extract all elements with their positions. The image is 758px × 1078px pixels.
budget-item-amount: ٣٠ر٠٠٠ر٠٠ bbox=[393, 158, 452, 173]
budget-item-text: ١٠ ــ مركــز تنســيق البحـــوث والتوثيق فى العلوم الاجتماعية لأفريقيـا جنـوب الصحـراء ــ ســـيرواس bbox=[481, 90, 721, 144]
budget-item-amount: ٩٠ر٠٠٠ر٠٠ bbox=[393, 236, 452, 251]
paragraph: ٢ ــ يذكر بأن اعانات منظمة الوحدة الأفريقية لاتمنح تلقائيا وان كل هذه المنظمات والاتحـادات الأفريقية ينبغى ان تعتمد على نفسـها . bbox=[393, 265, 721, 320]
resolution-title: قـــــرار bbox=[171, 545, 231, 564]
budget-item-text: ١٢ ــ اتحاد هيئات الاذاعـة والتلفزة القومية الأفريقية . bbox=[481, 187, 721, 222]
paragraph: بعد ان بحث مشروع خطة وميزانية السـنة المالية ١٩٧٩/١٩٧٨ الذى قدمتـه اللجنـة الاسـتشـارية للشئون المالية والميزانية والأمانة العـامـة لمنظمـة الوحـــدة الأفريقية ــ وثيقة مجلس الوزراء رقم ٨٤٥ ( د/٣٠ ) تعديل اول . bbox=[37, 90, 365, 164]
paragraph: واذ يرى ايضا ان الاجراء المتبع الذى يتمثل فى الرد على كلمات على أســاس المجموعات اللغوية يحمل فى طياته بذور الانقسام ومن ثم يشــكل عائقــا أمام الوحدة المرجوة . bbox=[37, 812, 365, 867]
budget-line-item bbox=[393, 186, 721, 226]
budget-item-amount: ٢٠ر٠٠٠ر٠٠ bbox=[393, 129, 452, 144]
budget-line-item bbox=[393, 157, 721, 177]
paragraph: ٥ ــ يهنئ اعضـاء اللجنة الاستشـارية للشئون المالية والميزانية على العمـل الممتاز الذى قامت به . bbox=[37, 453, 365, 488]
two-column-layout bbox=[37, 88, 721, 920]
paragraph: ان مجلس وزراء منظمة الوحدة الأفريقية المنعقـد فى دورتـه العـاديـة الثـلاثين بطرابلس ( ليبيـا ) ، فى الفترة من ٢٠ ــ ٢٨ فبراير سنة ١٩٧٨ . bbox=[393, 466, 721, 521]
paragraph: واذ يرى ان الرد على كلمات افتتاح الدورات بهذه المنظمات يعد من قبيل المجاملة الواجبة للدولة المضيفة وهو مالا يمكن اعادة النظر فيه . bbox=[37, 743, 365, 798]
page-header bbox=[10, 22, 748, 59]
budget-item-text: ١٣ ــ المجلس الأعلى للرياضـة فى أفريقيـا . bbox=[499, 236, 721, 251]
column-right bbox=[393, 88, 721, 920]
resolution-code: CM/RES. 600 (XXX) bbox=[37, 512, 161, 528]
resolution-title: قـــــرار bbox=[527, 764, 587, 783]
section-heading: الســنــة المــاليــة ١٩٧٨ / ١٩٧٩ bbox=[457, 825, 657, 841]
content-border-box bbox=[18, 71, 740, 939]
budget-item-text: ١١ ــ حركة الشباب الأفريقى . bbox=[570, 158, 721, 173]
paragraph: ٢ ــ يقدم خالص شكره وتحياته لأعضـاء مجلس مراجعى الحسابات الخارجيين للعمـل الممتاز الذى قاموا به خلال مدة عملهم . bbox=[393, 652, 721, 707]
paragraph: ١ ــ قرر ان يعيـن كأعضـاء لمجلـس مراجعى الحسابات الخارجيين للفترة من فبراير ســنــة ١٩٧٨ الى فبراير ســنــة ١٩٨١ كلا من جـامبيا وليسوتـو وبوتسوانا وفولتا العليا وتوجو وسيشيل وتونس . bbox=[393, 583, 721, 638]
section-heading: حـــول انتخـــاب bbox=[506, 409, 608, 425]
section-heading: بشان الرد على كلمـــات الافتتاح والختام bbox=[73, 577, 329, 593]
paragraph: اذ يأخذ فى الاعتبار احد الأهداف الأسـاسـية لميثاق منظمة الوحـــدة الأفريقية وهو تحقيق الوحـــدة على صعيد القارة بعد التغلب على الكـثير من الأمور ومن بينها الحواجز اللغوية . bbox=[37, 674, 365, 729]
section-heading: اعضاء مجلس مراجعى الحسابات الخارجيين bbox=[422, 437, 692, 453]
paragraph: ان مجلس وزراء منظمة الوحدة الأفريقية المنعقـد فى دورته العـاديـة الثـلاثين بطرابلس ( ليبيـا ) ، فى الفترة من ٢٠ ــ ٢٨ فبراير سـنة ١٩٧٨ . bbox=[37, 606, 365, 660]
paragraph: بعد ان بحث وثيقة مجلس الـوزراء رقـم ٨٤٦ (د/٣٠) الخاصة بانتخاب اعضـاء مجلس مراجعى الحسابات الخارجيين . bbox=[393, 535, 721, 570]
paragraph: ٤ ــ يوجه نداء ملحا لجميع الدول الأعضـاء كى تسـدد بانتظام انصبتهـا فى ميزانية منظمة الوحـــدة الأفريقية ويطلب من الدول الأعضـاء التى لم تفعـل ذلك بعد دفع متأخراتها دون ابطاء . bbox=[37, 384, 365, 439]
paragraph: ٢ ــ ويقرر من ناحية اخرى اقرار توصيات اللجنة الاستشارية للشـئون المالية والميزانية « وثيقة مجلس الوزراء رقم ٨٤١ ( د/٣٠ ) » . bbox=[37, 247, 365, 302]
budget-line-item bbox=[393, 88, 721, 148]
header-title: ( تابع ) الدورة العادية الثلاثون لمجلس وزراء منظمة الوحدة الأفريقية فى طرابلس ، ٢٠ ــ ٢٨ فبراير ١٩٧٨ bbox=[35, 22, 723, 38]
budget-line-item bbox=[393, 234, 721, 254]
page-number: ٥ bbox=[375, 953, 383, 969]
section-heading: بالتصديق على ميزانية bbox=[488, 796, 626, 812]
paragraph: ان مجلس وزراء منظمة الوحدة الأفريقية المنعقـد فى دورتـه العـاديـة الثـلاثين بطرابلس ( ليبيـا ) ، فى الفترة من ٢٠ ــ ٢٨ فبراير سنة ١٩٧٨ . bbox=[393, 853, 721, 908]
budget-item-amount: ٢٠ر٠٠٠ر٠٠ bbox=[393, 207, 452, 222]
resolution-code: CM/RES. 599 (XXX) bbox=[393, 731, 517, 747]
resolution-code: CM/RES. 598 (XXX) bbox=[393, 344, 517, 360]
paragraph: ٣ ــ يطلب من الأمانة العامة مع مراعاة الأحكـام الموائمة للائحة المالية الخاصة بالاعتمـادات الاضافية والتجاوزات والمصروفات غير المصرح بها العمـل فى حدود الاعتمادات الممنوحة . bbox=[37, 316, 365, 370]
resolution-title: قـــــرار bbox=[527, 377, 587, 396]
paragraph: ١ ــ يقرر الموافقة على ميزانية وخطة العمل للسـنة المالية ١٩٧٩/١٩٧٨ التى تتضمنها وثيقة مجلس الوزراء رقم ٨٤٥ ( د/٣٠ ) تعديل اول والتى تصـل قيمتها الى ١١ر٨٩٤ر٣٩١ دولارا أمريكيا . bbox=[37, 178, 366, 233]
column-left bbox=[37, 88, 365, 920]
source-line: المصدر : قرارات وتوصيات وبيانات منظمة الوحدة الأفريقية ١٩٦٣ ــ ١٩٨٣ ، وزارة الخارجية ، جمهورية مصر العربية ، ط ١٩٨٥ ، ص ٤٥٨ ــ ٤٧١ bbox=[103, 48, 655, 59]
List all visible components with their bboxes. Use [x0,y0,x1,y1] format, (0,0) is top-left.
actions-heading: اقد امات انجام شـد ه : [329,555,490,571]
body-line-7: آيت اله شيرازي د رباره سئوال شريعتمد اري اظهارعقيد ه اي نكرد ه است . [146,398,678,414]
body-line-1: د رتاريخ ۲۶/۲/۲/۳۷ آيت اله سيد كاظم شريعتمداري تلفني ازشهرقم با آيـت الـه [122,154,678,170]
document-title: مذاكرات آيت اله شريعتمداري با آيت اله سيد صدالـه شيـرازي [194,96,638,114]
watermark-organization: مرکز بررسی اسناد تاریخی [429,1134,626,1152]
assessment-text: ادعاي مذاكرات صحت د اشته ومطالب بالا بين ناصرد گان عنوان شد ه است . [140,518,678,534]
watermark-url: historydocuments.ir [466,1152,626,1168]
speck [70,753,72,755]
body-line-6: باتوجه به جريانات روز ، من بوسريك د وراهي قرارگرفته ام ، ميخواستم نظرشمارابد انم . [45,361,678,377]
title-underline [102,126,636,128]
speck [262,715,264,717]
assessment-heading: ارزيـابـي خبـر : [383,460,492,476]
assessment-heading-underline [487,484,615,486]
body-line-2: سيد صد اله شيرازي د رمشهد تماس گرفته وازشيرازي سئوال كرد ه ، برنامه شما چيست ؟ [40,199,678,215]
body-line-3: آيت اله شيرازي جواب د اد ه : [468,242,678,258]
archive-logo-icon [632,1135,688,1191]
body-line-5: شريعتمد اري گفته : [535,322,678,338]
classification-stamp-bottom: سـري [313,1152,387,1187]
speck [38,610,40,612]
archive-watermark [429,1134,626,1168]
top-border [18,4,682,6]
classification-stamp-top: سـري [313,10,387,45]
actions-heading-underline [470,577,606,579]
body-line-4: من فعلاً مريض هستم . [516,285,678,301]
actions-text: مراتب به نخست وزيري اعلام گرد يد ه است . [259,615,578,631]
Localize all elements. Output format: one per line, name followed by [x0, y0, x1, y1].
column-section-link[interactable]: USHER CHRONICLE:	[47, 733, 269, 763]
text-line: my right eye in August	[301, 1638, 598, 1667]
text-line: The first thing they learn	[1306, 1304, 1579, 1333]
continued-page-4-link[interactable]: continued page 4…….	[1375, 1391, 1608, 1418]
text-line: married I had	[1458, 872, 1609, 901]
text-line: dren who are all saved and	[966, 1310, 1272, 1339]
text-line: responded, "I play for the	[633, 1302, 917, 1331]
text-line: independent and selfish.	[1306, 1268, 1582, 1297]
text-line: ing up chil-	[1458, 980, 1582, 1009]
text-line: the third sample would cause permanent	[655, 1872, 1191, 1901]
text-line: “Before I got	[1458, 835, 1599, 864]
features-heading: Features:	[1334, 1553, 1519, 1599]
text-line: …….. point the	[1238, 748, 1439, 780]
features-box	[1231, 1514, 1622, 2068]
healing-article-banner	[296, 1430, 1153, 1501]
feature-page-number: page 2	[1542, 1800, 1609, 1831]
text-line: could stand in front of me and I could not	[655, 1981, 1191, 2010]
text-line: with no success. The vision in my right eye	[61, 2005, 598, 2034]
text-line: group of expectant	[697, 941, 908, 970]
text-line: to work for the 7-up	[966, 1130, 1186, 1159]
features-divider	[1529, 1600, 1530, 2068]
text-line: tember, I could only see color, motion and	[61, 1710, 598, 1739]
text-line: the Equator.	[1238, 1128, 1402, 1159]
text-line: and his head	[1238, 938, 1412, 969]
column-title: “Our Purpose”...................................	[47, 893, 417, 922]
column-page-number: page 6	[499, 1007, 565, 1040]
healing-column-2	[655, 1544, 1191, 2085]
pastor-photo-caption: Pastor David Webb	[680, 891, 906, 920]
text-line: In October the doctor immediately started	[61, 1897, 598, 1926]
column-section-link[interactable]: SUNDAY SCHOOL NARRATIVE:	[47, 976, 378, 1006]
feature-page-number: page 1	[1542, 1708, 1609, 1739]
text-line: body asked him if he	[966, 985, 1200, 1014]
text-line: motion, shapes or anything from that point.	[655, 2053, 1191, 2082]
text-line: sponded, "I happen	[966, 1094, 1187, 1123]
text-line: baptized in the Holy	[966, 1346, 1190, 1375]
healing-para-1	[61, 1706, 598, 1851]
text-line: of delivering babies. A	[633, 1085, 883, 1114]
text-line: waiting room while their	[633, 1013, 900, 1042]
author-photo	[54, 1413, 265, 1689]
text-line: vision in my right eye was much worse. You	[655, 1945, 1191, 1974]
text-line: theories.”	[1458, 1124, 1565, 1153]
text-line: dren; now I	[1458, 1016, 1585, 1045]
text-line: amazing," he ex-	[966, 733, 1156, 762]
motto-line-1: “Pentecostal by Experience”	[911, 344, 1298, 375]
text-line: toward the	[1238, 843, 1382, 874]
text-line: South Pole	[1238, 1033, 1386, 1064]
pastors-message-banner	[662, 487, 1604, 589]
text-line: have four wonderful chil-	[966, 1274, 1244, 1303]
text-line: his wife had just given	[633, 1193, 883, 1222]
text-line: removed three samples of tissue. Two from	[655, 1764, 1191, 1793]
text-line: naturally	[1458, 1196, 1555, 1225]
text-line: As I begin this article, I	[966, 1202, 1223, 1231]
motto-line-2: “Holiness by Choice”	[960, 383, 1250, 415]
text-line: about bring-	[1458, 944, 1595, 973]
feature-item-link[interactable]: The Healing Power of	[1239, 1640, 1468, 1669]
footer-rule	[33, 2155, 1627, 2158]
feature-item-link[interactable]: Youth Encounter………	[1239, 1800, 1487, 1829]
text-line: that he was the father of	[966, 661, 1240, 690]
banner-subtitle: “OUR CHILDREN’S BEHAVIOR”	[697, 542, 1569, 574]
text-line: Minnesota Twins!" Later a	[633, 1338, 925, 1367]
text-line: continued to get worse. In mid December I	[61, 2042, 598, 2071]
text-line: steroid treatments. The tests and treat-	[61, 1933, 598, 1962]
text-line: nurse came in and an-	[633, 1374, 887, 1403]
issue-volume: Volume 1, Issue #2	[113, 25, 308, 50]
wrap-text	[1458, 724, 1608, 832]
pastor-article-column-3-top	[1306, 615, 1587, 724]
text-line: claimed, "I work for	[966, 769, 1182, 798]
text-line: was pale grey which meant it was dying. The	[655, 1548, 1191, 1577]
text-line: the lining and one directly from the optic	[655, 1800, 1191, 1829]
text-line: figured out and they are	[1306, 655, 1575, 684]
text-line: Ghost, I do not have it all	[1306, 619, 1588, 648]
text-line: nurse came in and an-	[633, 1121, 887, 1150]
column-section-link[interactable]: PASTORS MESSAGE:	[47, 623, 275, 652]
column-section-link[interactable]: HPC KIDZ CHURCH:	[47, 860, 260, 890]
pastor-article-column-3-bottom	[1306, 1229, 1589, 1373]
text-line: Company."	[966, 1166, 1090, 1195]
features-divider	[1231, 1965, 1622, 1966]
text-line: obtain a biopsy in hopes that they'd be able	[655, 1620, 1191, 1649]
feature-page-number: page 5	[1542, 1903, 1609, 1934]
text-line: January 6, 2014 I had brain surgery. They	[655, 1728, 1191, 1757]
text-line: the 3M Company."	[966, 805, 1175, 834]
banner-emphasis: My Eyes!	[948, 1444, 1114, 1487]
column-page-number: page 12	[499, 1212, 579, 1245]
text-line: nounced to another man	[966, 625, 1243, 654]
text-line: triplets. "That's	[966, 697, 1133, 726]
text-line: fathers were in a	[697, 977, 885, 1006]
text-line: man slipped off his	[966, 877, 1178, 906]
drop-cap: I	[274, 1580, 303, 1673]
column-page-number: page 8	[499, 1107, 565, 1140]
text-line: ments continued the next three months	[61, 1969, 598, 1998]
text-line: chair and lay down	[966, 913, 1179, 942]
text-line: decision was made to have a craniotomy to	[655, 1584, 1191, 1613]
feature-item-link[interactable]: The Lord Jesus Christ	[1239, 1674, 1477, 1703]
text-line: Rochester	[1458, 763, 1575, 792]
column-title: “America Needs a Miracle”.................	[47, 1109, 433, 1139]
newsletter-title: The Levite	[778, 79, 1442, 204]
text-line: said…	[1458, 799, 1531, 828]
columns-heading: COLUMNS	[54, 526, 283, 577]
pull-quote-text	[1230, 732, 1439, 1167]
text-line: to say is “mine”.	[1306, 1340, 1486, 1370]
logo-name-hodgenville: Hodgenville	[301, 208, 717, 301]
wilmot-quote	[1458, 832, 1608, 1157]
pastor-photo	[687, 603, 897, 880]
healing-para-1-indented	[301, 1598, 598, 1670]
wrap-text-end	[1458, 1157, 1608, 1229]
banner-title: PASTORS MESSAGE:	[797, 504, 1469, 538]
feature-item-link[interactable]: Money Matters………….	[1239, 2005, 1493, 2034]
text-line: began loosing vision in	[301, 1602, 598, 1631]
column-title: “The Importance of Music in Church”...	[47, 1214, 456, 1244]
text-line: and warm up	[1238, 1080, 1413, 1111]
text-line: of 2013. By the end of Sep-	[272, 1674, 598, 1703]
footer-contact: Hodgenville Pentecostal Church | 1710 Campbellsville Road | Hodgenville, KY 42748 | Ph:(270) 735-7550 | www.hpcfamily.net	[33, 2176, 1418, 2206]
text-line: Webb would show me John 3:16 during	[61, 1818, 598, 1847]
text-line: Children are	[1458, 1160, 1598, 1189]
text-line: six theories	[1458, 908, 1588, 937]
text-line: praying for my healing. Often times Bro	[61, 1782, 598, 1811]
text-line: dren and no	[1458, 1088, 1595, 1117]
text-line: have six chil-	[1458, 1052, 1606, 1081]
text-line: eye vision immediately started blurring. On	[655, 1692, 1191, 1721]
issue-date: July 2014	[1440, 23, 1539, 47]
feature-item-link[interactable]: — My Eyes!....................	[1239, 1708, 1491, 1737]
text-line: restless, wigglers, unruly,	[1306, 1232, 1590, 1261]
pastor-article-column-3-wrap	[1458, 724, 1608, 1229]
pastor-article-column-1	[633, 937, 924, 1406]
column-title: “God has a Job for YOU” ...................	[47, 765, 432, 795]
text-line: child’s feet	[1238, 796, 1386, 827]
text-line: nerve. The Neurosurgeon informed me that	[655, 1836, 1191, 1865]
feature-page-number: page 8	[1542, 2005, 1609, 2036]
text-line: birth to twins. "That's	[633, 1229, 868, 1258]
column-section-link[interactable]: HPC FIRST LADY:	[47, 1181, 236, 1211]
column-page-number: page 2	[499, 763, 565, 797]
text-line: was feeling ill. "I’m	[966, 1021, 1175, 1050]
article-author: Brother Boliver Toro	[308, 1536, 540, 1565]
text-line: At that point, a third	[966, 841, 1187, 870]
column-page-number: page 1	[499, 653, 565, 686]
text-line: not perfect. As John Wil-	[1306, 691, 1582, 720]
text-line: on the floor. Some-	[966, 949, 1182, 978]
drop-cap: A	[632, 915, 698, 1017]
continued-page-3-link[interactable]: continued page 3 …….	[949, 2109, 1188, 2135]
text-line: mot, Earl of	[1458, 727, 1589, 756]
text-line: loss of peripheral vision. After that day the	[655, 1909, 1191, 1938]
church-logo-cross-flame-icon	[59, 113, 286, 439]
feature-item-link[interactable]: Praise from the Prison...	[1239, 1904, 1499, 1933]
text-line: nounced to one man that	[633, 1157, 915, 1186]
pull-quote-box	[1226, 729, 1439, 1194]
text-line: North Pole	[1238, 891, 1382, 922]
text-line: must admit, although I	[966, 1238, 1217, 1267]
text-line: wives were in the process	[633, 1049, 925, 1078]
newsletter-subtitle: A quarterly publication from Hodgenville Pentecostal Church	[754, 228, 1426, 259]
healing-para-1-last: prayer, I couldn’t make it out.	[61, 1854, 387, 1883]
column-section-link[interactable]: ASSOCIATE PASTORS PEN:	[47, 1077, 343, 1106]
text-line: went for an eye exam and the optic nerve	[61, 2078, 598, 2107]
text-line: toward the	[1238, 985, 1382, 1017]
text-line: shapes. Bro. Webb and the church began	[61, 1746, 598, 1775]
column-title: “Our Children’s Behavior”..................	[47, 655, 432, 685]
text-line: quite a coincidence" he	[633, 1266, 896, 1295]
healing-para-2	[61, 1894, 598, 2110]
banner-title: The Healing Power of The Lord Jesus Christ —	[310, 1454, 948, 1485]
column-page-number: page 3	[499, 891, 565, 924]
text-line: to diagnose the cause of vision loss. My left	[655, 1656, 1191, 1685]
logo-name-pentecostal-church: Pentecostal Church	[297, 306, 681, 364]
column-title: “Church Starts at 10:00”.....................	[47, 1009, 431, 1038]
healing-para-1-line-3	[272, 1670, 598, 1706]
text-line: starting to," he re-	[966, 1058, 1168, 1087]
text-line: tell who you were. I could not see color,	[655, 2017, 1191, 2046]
* * *
--- AIM OF THE EXERCISE ---
Could you write out the material from its start through the line that contains "budget-line-item bbox=[393, 186, 721, 226]", swapping every "paragraph" for "text-block" and changing nothing else?

--- EXPECTED ANSWER ---
extract all elements with their positions. The image is 758px × 1078px pixels.
budget-item-amount: ٣٠ر٠٠٠ر٠٠ bbox=[393, 158, 452, 173]
budget-item-text: ١٠ ــ مركــز تنســيق البحـــوث والتوثيق فى العلوم الاجتماعية لأفريقيـا جنـوب الصحـراء ــ ســـيرواس bbox=[481, 90, 721, 144]
budget-item-amount: ٩٠ر٠٠٠ر٠٠ bbox=[393, 236, 452, 251]
text-block: ٢ ــ يذكر بأن اعانات منظمة الوحدة الأفريقية لاتمنح تلقائيا وان كل هذه المنظمات والاتحـادات الأفريقية ينبغى ان تعتمد على نفسـها . bbox=[393, 265, 721, 320]
resolution-title: قـــــرار bbox=[171, 545, 231, 564]
budget-item-text: ١٢ ــ اتحاد هيئات الاذاعـة والتلفزة القومية الأفريقية . bbox=[481, 187, 721, 222]
text-block: بعد ان بحث مشروع خطة وميزانية السـنة المالية ١٩٧٩/١٩٧٨ الذى قدمتـه اللجنـة الاسـتشـارية للشئون المالية والميزانية والأمانة العـامـة لمنظمـة الوحـــدة الأفريقية ــ وثيقة مجلس الوزراء رقم ٨٤٥ ( د/٣٠ ) تعديل اول . bbox=[37, 90, 365, 164]
text-block: واذ يرى ايضا ان الاجراء المتبع الذى يتمثل فى الرد على كلمات على أســاس المجموعات اللغوية يحمل فى طياته بذور الانقسام ومن ثم يشــكل عائقــا أمام الوحدة المرجوة . bbox=[37, 812, 365, 867]
budget-line-item bbox=[393, 186, 721, 226]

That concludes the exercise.